▶ **The records**
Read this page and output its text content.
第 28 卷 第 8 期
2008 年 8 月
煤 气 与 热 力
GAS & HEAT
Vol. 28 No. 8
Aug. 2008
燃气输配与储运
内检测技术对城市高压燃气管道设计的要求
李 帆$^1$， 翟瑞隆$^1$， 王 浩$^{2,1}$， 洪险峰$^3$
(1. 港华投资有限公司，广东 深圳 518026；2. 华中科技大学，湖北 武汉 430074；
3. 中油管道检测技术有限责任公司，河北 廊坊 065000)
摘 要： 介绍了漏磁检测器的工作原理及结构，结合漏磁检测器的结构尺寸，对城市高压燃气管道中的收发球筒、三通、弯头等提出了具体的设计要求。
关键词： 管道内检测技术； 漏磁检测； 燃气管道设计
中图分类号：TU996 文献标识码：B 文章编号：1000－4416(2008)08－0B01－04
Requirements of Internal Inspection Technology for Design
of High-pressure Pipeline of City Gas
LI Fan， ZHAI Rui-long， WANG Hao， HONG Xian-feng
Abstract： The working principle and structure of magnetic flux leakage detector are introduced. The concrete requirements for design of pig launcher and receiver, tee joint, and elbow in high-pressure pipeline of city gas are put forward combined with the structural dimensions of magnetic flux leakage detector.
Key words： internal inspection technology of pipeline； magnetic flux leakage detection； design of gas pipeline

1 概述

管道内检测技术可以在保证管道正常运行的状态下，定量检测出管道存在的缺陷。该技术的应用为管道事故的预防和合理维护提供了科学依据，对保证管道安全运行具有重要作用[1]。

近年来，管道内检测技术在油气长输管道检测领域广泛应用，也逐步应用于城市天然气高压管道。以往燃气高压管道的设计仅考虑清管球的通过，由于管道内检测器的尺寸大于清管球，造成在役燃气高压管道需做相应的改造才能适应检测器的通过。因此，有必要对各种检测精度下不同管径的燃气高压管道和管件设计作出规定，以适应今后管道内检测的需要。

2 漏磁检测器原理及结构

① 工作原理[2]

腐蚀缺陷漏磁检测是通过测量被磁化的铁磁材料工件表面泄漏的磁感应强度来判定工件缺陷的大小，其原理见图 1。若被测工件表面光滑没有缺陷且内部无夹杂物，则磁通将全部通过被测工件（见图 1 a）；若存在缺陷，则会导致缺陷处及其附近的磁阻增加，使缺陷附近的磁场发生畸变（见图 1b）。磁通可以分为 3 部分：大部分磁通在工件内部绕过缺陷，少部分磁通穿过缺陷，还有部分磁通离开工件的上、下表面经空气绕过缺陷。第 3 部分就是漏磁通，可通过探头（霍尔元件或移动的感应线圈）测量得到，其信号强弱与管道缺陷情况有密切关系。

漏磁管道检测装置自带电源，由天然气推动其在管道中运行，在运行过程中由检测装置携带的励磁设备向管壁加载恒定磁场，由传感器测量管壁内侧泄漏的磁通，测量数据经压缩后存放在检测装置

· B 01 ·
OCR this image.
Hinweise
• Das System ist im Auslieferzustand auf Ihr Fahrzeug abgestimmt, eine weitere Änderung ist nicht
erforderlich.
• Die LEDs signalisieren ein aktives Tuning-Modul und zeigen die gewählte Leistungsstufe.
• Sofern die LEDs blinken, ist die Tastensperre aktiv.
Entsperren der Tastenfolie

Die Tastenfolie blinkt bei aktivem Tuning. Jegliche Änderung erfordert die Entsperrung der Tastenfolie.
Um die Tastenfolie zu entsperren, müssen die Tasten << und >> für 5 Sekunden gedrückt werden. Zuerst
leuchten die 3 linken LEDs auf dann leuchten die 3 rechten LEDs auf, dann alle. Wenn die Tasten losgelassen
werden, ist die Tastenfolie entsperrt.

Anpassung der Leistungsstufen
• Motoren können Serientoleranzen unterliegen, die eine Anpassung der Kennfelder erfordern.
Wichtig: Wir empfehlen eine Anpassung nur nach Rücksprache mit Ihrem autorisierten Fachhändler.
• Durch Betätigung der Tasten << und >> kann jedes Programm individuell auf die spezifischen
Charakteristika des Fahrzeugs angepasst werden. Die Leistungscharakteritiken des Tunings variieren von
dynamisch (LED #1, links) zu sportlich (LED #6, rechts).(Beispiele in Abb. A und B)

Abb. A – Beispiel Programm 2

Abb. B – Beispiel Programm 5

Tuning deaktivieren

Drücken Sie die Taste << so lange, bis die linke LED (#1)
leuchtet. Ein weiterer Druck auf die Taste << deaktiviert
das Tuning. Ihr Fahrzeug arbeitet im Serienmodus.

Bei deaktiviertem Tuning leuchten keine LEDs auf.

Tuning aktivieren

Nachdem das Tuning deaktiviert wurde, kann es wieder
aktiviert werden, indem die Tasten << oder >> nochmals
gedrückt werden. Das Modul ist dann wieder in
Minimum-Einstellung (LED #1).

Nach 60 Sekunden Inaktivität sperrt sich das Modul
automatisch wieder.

▶ **The request**
From the listing above, copy every line that holds the string "Änderung".

▶ **Response to the exercise**
• Das System ist im Auslieferzustand auf Ihr Fahrzeug abgestimmt, eine weitere Änderung ist nicht
Die Tastenfolie blinkt bei aktivem Tuning. Jegliche Änderung erfordert die Entsperrung der Tastenfolie.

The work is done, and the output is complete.